* **EXERCISE DIRECTIONS**
Find each line containing the string "規定の構成" and return it.

((

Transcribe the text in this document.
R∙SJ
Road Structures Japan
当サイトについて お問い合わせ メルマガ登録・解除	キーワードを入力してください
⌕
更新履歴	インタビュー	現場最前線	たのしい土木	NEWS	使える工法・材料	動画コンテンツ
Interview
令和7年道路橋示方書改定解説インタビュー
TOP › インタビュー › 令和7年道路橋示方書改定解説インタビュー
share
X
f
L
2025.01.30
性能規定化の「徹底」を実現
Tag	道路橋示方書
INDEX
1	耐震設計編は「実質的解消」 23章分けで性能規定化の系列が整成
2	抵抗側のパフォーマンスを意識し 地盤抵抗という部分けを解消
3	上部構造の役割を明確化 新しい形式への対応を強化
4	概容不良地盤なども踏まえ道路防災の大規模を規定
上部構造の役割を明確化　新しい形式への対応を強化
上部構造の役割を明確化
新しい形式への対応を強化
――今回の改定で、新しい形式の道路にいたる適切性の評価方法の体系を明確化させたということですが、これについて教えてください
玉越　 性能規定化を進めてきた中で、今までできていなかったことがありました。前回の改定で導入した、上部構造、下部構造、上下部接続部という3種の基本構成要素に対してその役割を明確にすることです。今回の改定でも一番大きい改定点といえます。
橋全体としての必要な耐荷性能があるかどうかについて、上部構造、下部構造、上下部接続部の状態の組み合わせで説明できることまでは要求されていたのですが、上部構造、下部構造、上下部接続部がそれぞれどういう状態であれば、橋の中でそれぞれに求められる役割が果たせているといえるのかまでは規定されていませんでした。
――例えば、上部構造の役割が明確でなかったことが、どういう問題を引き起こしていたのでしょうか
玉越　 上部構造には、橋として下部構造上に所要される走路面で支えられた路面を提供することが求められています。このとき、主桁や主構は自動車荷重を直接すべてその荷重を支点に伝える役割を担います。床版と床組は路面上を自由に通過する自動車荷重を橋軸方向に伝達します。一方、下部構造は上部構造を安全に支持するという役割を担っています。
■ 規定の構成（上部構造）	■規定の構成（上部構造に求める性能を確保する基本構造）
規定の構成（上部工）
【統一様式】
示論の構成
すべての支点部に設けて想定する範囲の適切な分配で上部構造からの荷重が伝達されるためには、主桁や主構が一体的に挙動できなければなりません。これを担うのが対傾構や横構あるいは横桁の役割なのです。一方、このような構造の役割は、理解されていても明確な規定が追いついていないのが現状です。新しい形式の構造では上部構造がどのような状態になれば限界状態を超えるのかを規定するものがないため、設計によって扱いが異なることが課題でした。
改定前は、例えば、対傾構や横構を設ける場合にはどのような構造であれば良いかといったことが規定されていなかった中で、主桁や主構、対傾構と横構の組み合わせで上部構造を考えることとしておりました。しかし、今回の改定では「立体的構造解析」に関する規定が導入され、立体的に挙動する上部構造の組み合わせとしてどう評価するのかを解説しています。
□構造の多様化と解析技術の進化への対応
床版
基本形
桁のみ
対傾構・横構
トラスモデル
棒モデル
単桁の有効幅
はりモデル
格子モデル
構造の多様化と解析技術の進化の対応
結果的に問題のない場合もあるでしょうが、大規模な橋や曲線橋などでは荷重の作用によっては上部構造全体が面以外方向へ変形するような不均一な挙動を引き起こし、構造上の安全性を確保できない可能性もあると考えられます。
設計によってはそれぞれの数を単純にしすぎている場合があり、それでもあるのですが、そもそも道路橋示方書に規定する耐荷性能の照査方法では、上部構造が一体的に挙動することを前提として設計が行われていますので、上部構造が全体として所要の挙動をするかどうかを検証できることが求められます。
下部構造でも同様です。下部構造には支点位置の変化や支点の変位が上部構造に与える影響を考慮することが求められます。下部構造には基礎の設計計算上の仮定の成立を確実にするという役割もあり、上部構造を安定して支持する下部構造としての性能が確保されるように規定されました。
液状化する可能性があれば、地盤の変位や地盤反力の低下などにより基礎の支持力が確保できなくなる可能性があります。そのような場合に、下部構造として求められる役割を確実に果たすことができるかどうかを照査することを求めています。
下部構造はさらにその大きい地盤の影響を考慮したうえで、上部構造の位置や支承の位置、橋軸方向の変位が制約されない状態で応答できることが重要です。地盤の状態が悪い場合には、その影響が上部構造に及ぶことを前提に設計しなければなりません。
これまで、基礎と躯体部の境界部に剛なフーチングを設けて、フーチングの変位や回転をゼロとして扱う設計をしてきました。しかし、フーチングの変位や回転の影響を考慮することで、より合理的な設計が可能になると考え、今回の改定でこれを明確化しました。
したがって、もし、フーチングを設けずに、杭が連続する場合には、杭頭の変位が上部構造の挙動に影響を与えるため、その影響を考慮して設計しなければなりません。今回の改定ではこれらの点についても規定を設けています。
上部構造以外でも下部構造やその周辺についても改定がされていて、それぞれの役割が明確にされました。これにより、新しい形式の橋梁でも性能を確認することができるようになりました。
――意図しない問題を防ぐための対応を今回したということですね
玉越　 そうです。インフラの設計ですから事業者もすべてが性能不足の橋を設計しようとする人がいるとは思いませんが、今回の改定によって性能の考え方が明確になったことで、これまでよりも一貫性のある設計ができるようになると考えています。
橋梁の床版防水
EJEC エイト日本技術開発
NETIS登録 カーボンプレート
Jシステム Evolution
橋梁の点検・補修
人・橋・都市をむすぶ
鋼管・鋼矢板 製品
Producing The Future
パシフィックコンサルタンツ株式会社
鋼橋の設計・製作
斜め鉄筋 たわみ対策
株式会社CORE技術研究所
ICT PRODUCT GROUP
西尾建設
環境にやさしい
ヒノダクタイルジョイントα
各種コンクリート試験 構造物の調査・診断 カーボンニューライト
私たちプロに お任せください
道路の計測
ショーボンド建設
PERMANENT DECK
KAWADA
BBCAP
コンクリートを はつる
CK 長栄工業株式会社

))

* **FULL RESPONSE**
■ 規定の構成（上部構造）	■規定の構成（上部構造に求める性能を確保する基本構造）
規定の構成（上部工）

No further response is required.